_Aim_
Where the word "alte" occurs in a line, return that line.

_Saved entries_

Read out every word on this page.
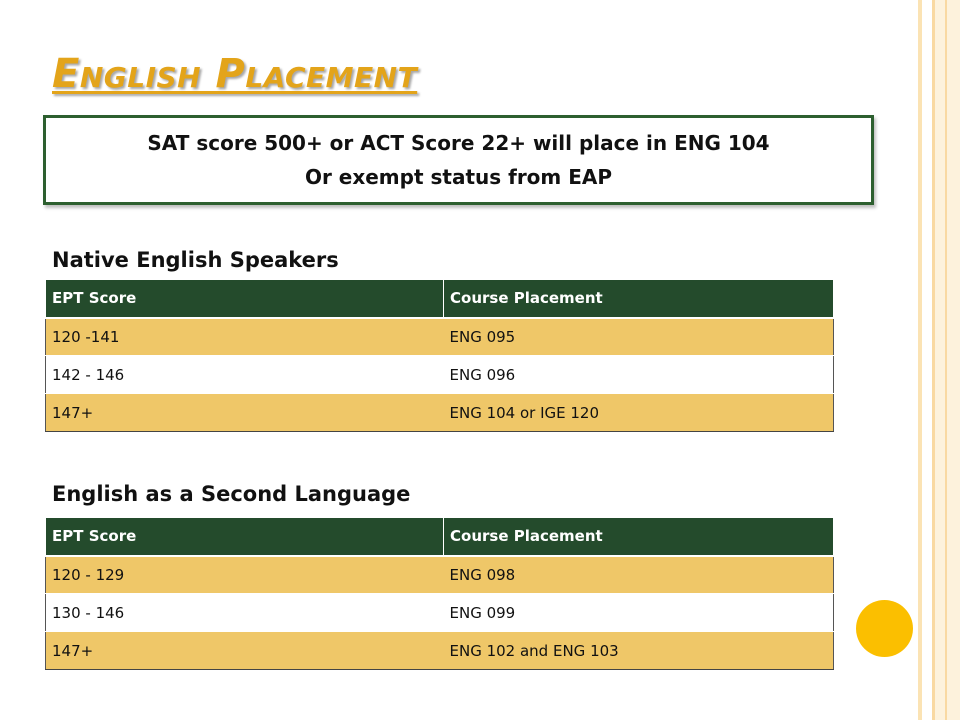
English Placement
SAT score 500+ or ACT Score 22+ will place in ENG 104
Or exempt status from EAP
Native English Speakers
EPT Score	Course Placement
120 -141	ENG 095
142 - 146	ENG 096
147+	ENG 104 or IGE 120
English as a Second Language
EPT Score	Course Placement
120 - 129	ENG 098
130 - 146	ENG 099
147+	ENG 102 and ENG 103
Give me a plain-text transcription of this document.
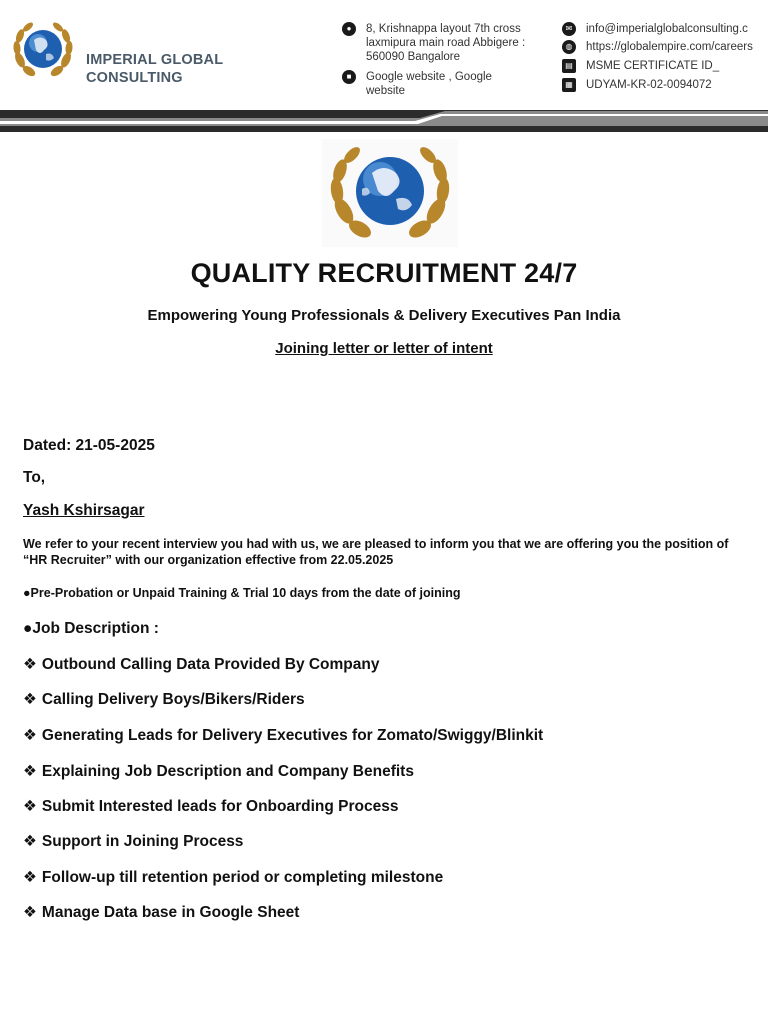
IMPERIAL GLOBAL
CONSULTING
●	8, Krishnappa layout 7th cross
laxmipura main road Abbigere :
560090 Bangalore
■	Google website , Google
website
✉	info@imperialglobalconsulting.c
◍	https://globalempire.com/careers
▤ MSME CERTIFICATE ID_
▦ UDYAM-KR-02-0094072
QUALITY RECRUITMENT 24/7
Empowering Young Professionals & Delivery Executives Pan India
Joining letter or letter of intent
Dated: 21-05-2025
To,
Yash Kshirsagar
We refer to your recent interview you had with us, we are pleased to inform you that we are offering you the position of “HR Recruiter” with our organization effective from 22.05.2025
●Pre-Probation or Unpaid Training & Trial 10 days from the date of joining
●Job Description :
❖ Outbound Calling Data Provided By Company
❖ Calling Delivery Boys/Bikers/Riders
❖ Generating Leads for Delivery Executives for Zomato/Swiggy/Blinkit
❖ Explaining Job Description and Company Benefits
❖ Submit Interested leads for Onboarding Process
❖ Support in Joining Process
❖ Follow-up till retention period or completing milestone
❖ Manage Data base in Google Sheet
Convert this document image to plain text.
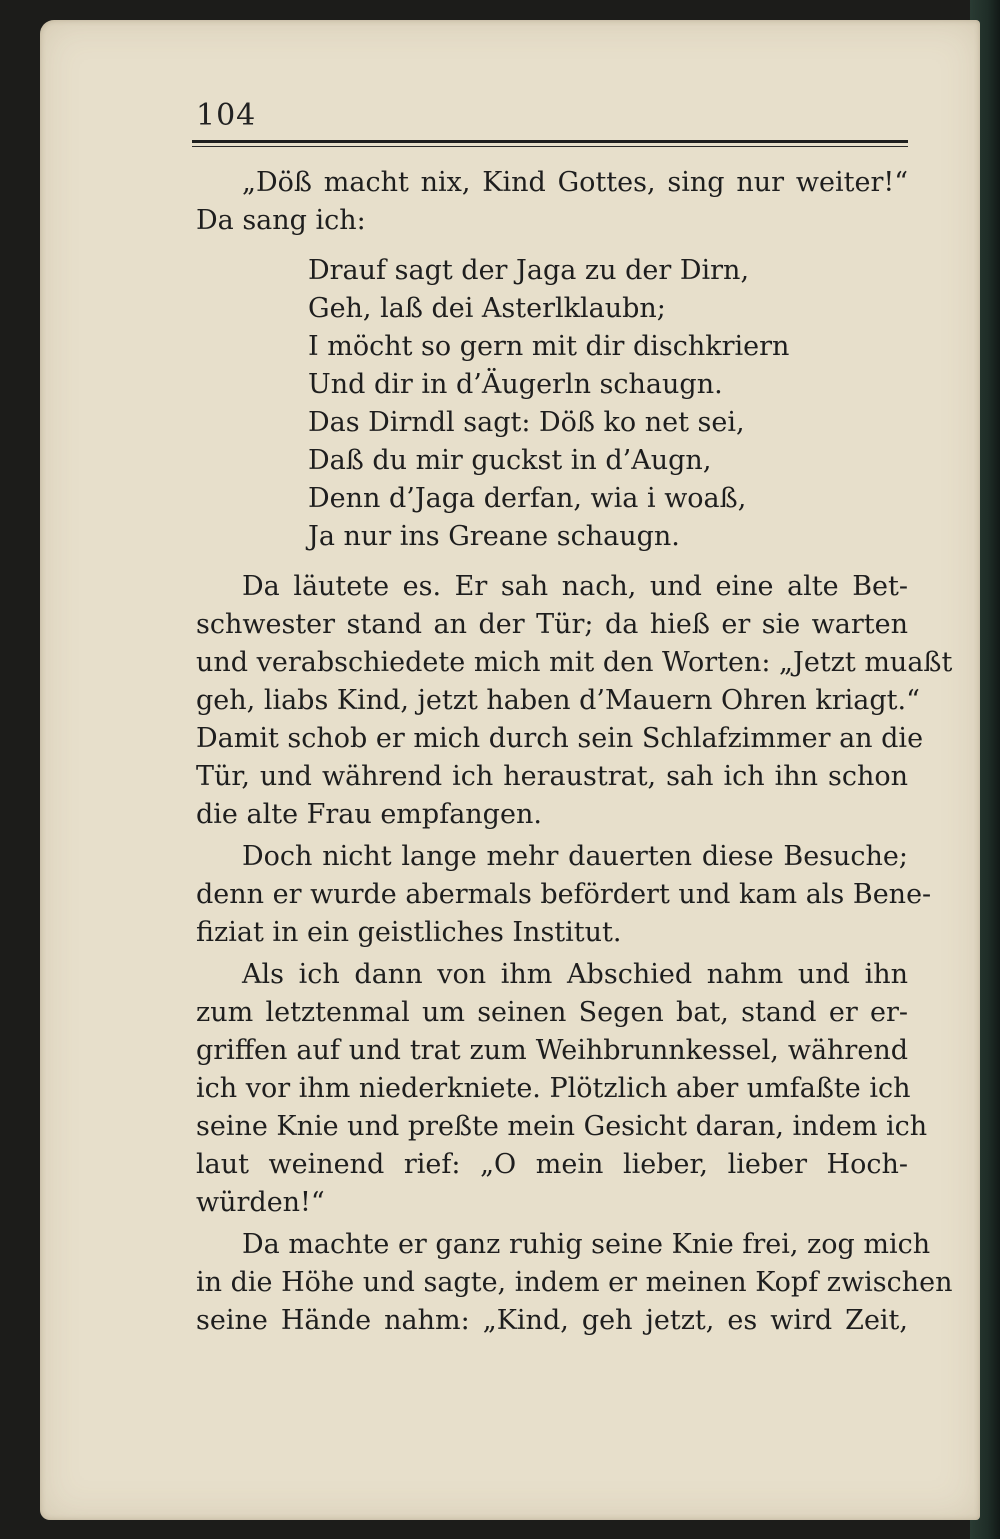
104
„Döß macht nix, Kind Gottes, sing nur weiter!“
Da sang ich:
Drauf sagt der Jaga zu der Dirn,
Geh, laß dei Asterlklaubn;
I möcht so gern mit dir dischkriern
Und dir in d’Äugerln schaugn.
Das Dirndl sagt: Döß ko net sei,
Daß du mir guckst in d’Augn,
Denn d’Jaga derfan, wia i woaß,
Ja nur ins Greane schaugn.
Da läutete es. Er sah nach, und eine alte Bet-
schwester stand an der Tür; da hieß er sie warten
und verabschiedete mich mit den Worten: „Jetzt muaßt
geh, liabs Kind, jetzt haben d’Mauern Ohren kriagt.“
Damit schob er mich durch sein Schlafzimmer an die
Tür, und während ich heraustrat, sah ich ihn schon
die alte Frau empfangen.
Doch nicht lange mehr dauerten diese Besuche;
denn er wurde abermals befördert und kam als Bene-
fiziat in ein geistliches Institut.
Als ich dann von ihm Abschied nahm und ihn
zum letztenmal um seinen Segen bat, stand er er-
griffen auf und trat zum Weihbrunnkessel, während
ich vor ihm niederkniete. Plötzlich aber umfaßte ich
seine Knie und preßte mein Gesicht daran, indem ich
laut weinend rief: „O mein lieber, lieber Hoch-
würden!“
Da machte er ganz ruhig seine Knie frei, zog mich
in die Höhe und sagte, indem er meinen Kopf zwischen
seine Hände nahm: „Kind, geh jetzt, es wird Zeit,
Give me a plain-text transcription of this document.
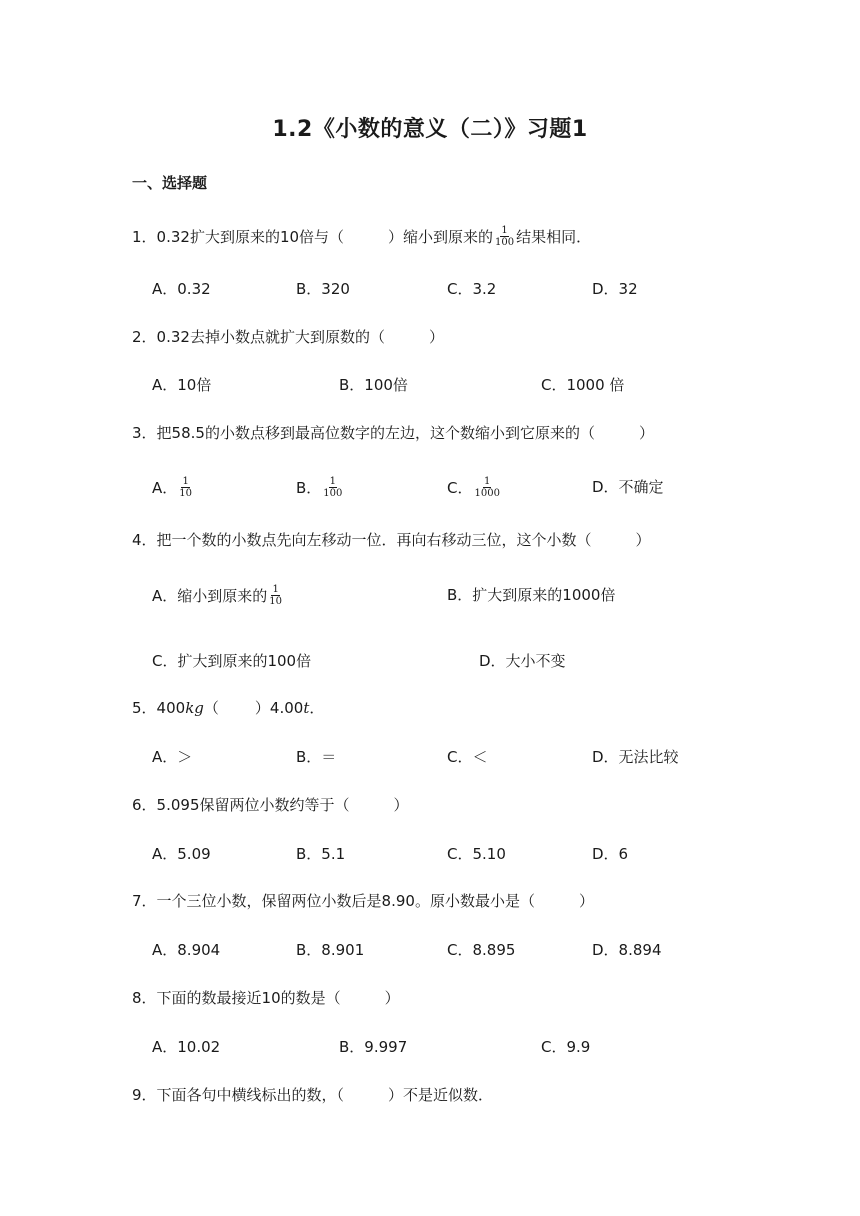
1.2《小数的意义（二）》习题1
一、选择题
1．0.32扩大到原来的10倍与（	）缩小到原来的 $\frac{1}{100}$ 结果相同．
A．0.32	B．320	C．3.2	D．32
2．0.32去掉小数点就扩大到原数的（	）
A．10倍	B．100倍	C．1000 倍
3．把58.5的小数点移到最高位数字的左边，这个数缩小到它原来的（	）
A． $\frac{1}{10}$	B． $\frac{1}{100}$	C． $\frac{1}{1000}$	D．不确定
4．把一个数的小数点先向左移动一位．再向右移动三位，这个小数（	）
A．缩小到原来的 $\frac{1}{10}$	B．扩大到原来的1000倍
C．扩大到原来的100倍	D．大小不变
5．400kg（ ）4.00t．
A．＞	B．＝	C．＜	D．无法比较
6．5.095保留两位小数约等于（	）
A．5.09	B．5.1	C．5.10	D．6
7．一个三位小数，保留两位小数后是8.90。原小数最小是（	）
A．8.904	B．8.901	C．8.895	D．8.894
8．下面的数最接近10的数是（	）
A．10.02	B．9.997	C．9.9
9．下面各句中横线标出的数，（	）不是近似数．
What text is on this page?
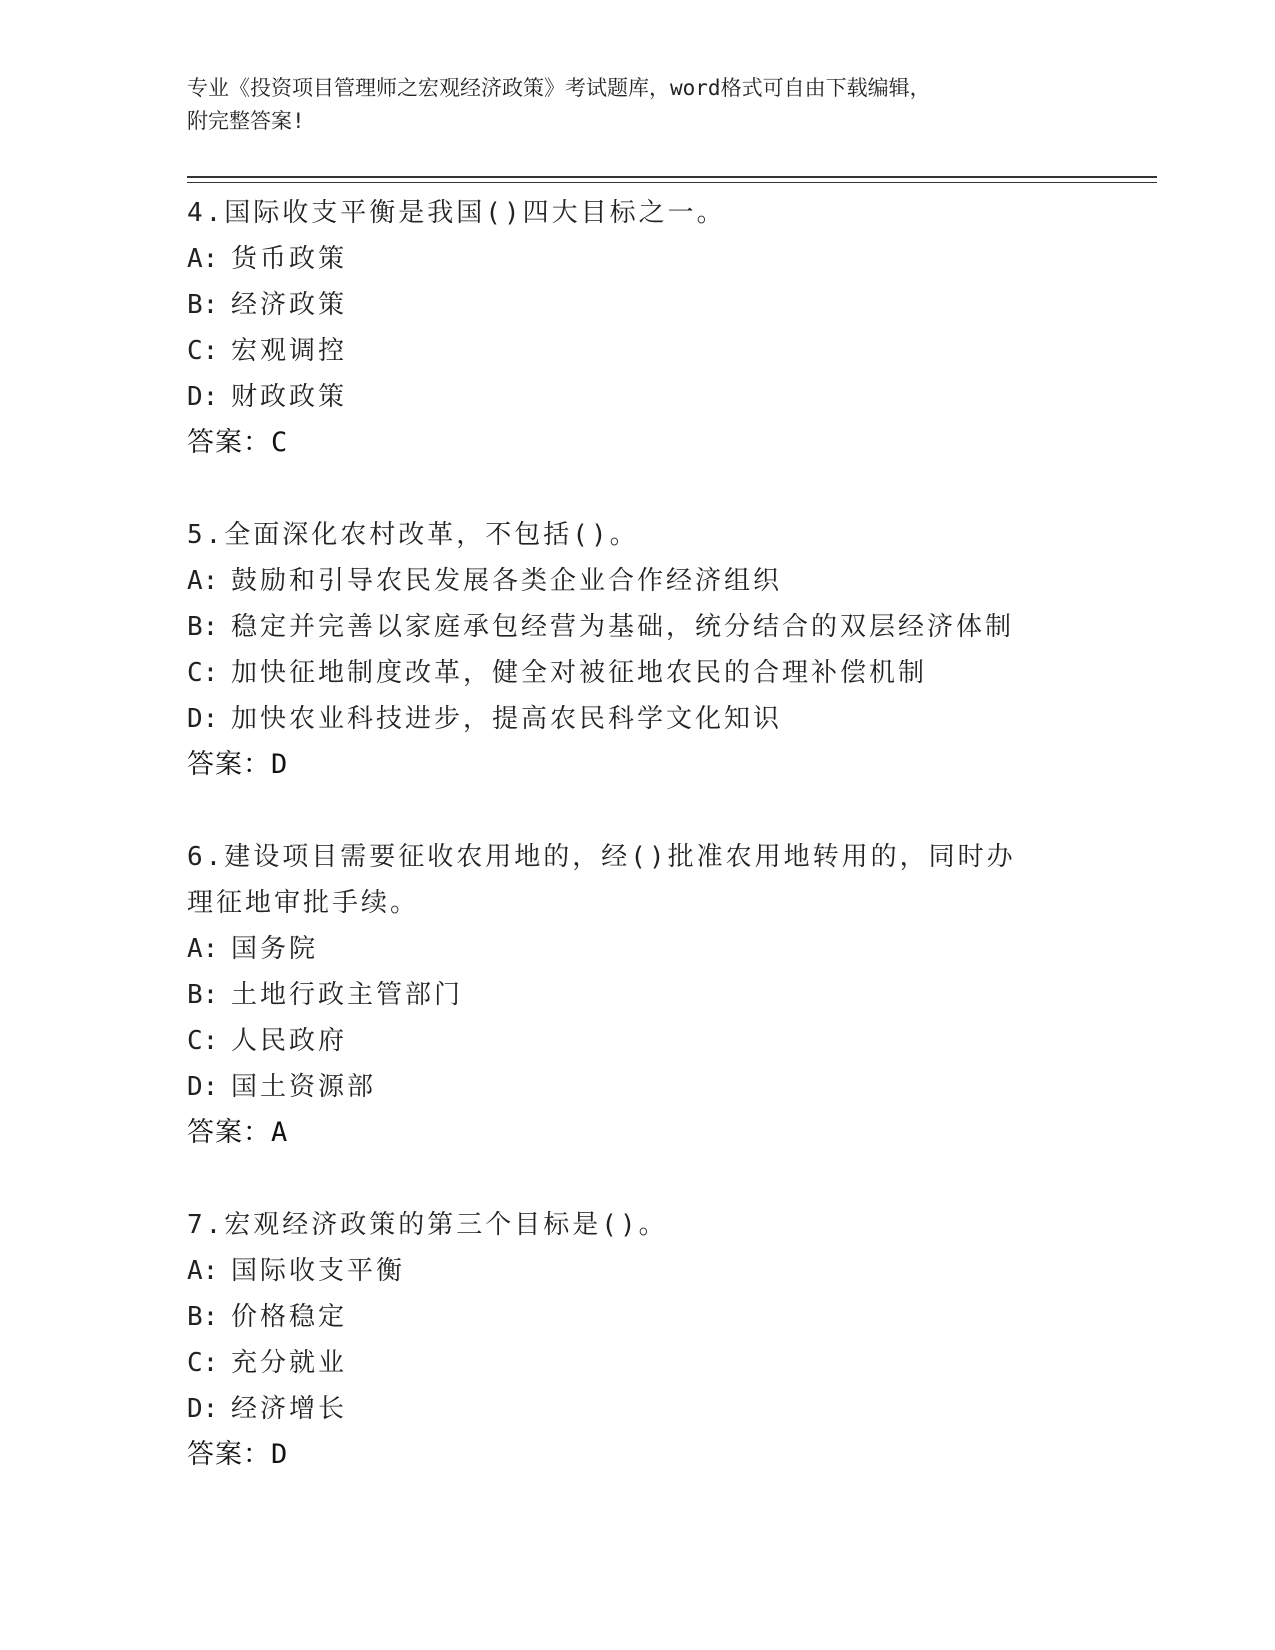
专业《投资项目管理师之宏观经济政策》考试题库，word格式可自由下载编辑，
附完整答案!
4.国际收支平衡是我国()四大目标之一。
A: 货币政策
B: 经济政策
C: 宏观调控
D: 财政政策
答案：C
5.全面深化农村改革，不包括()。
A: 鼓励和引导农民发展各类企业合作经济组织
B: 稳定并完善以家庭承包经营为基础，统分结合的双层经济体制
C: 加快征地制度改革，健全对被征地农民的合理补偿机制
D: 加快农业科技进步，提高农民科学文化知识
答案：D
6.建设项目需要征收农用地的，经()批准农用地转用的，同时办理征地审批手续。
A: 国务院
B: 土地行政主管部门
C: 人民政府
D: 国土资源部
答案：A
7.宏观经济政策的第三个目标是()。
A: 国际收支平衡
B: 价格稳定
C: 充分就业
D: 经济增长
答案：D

_Written answer_
Da läutete es. Er sah nach, und eine alte Bet-
die alte Frau empfangen.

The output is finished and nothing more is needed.